## [EXERCISE INPUTS]
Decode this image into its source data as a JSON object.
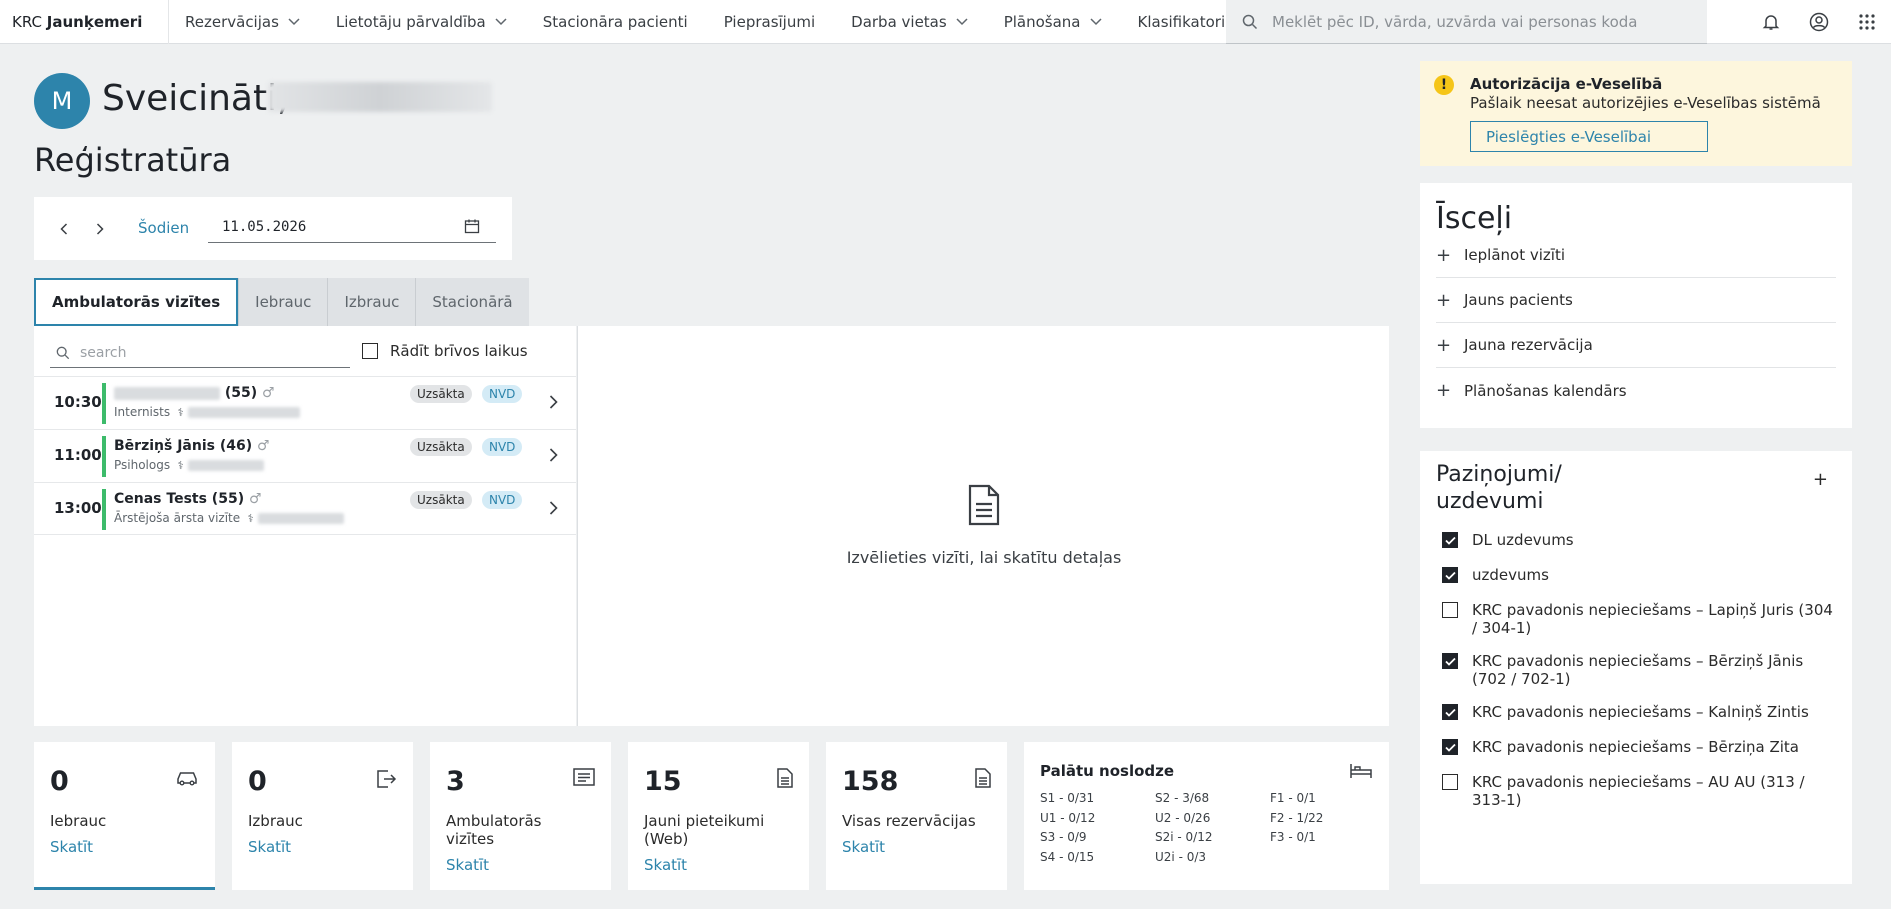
{
  "app": {
    "brand_prefix": "KRC",
    "brand_name": "Jaunķemeri"
  },
  "nav": {
    "items": [
      {
        "label": "Rezervācijas",
        "has_dropdown": true
      },
      {
        "label": "Lietotāju pārvaldība",
        "has_dropdown": true
      },
      {
        "label": "Stacionāra pacienti",
        "has_dropdown": false
      },
      {
        "label": "Pieprasījumi",
        "has_dropdown": false
      },
      {
        "label": "Darba vietas",
        "has_dropdown": true
      },
      {
        "label": "Plānošana",
        "has_dropdown": true
      },
      {
        "label": "Klasifikatori",
        "has_dropdown": false
      }
    ],
    "search_placeholder": "Meklēt pēc ID, vārda, uzvārda vai personas koda",
    "icons": [
      "bell-icon",
      "user-icon",
      "apps-grid-icon"
    ]
  },
  "greeting": {
    "avatar_initial": "M",
    "text": "Sveicināti,"
  },
  "page_title": "Reģistratūra",
  "date_panel": {
    "today_label": "Šodien",
    "date_value": "11.05.2026"
  },
  "tabs": [
    {
      "label": "Ambulatorās vizītes",
      "active": true
    },
    {
      "label": "Iebrauc",
      "active": false
    },
    {
      "label": "Izbrauc",
      "active": false
    },
    {
      "label": "Stacionārā",
      "active": false
    }
  ],
  "visits": {
    "search_placeholder": "search",
    "show_free_label": "Rādīt brīvos laikus",
    "rows": [
      {
        "time": "10:30",
        "name": "(55)",
        "role": "Internists",
        "status": "Uzsākta",
        "payer": "NVD"
      },
      {
        "time": "11:00",
        "name": "Bērziņš Jānis (46)",
        "role": "Psihologs",
        "status": "Uzsākta",
        "payer": "NVD"
      },
      {
        "time": "13:00",
        "name": "Cenas Tests (55)",
        "role": "Ārstējoša ārsta vizīte",
        "status": "Uzsākta",
        "payer": "NVD"
      }
    ]
  },
  "details": {
    "hint": "Izvēlieties vizīti, lai skatītu detaļas"
  },
  "stats": [
    {
      "value": "0",
      "label": "Iebrauc",
      "link": "Skatīt",
      "icon": "car-icon"
    },
    {
      "value": "0",
      "label": "Izbrauc",
      "link": "Skatīt",
      "icon": "exit-icon"
    },
    {
      "value": "3",
      "label": "Ambulatorās vizītes",
      "link": "Skatīt",
      "icon": "list-icon"
    },
    {
      "value": "15",
      "label": "Jauni pieteikumi (Web)",
      "link": "Skatīt",
      "icon": "document-icon"
    },
    {
      "value": "158",
      "label": "Visas rezervācijas",
      "link": "Skatīt",
      "icon": "document-icon"
    }
  ],
  "occupancy": {
    "title": "Palātu noslodze",
    "cells": [
      "S1 - 0/31",
      "S2 - 3/68",
      "F1 - 0/1",
      "U1 - 0/12",
      "U2 - 0/26",
      "F2 - 1/22",
      "S3 - 0/9",
      "S2i - 0/12",
      "F3 - 0/1",
      "S4 - 0/15",
      "U2i - 0/3",
      ""
    ]
  },
  "auth": {
    "title": "Autorizācija e-Veselībā",
    "text": "Pašlaik neesat autorizējies e-Veselības sistēmā",
    "button": "Pieslēgties e-Veselībai"
  },
  "shortcuts": {
    "title": "Īsceļi",
    "items": [
      "Ieplānot vizīti",
      "Jauns pacients",
      "Jauna rezervācija",
      "Plānošanas kalendārs"
    ]
  },
  "notifications": {
    "title_line1": "Paziņojumi/",
    "title_line2": "uzdevumi",
    "add_label": "+",
    "items": [
      {
        "text": "DL uzdevums",
        "checked": true
      },
      {
        "text": "uzdevums",
        "checked": true
      },
      {
        "text": "KRC pavadonis nepieciešams – Lapiņš Juris (304 / 304-1)",
        "checked": false
      },
      {
        "text": "KRC pavadonis nepieciešams – Bērziņš Jānis (702 / 702-1)",
        "checked": true
      },
      {
        "text": "KRC pavadonis nepieciešams – Kalniņš Zintis",
        "checked": true
      },
      {
        "text": "KRC pavadonis nepieciešams – Bērziņa Zita",
        "checked": true
      },
      {
        "text": "KRC pavadonis nepieciešams – AU AU (313 / 313-1)",
        "checked": false
      }
    ]
  },
  "colors": {
    "accent": "#2d84ab",
    "status_green": "#3dbb6b",
    "warning": "#f5c518"
  }
}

## [WHAT YOU NEED TO DO]
Return the material word for word. Pictures are not part of the copy.

## [FINAL ANSWER]
Decode this image into its source data as a JSON object.
{
  "app": {
    "brand_prefix": "KRC",
    "brand_name": "Jaunķemeri"
  },
  "nav": {
    "items": [
      {
        "label": "Rezervācijas",
        "has_dropdown": true
      },
      {
        "label": "Lietotāju pārvaldība",
        "has_dropdown": true
      },
      {
        "label": "Stacionāra pacienti",
        "has_dropdown": false
      },
      {
        "label": "Pieprasījumi",
        "has_dropdown": false
      },
      {
        "label": "Darba vietas",
        "has_dropdown": true
      },
      {
        "label": "Plānošana",
        "has_dropdown": true
      },
      {
        "label": "Klasifikatori",
        "has_dropdown": false
      }
    ],
    "search_placeholder": "Meklēt pēc ID, vārda, uzvārda vai personas koda",
    "icons": [
      "bell-icon",
      "user-icon",
      "apps-grid-icon"
    ]
  },
  "greeting": {
    "avatar_initial": "M",
    "text": "Sveicināti,"
  },
  "page_title": "Reģistratūra",
  "date_panel": {
    "today_label": "Šodien",
    "date_value": "11.05.2026"
  },
  "tabs": [
    {
      "label": "Ambulatorās vizītes",
      "active": true
    },
    {
      "label": "Iebrauc",
      "active": false
    },
    {
      "label": "Izbrauc",
      "active": false
    },
    {
      "label": "Stacionārā",
      "active": false
    }
  ],
  "visits": {
    "search_placeholder": "search",
    "show_free_label": "Rādīt brīvos laikus",
    "rows": [
      {
        "time": "10:30",
        "name": "(55)",
        "role": "Internists",
        "status": "Uzsākta",
        "payer": "NVD"
      },
      {
        "time": "11:00",
        "name": "Bērziņš Jānis (46)",
        "role": "Psihologs",
        "status": "Uzsākta",
        "payer": "NVD"
      },
      {
        "time": "13:00",
        "name": "Cenas Tests (55)",
        "role": "Ārstējoša ārsta vizīte",
        "status": "Uzsākta",
        "payer": "NVD"
      }
    ]
  },
  "details": {
    "hint": "Izvēlieties vizīti, lai skatītu detaļas"
  },
  "stats": [
    {
      "value": "0",
      "label": "Iebrauc",
      "link": "Skatīt",
      "icon": "car-icon"
    },
    {
      "value": "0",
      "label": "Izbrauc",
      "link": "Skatīt",
      "icon": "exit-icon"
    },
    {
      "value": "3",
      "label": "Ambulatorās vizītes",
      "link": "Skatīt",
      "icon": "list-icon"
    },
    {
      "value": "15",
      "label": "Jauni pieteikumi (Web)",
      "link": "Skatīt",
      "icon": "document-icon"
    },
    {
      "value": "158",
      "label": "Visas rezervācijas",
      "link": "Skatīt",
      "icon": "document-icon"
    }
  ],
  "occupancy": {
    "title": "Palātu noslodze",
    "cells": [
      "S1 - 0/31",
      "S2 - 3/68",
      "F1 - 0/1",
      "U1 - 0/12",
      "U2 - 0/26",
      "F2 - 1/22",
      "S3 - 0/9",
      "S2i - 0/12",
      "F3 - 0/1",
      "S4 - 0/15",
      "U2i - 0/3",
      ""
    ]
  },
  "auth": {
    "title": "Autorizācija e-Veselībā",
    "text": "Pašlaik neesat autorizējies e-Veselības sistēmā",
    "button": "Pieslēgties e-Veselībai"
  },
  "shortcuts": {
    "title": "Īsceļi",
    "items": [
      "Ieplānot vizīti",
      "Jauns pacients",
      "Jauna rezervācija",
      "Plānošanas kalendārs"
    ]
  },
  "notifications": {
    "title_line1": "Paziņojumi/",
    "title_line2": "uzdevumi",
    "add_label": "+",
    "items": [
      {
        "text": "DL uzdevums",
        "checked": true
      },
      {
        "text": "uzdevums",
        "checked": true
      },
      {
        "text": "KRC pavadonis nepieciešams – Lapiņš Juris (304 / 304-1)",
        "checked": false
      },
      {
        "text": "KRC pavadonis nepieciešams – Bērziņš Jānis (702 / 702-1)",
        "checked": true
      },
      {
        "text": "KRC pavadonis nepieciešams – Kalniņš Zintis",
        "checked": true
      },
      {
        "text": "KRC pavadonis nepieciešams – Bērziņa Zita",
        "checked": true
      },
      {
        "text": "KRC pavadonis nepieciešams – AU AU (313 / 313-1)",
        "checked": false
      }
    ]
  },
  "colors": {
    "accent": "#2d84ab",
    "status_green": "#3dbb6b",
    "warning": "#f5c518"
  }
}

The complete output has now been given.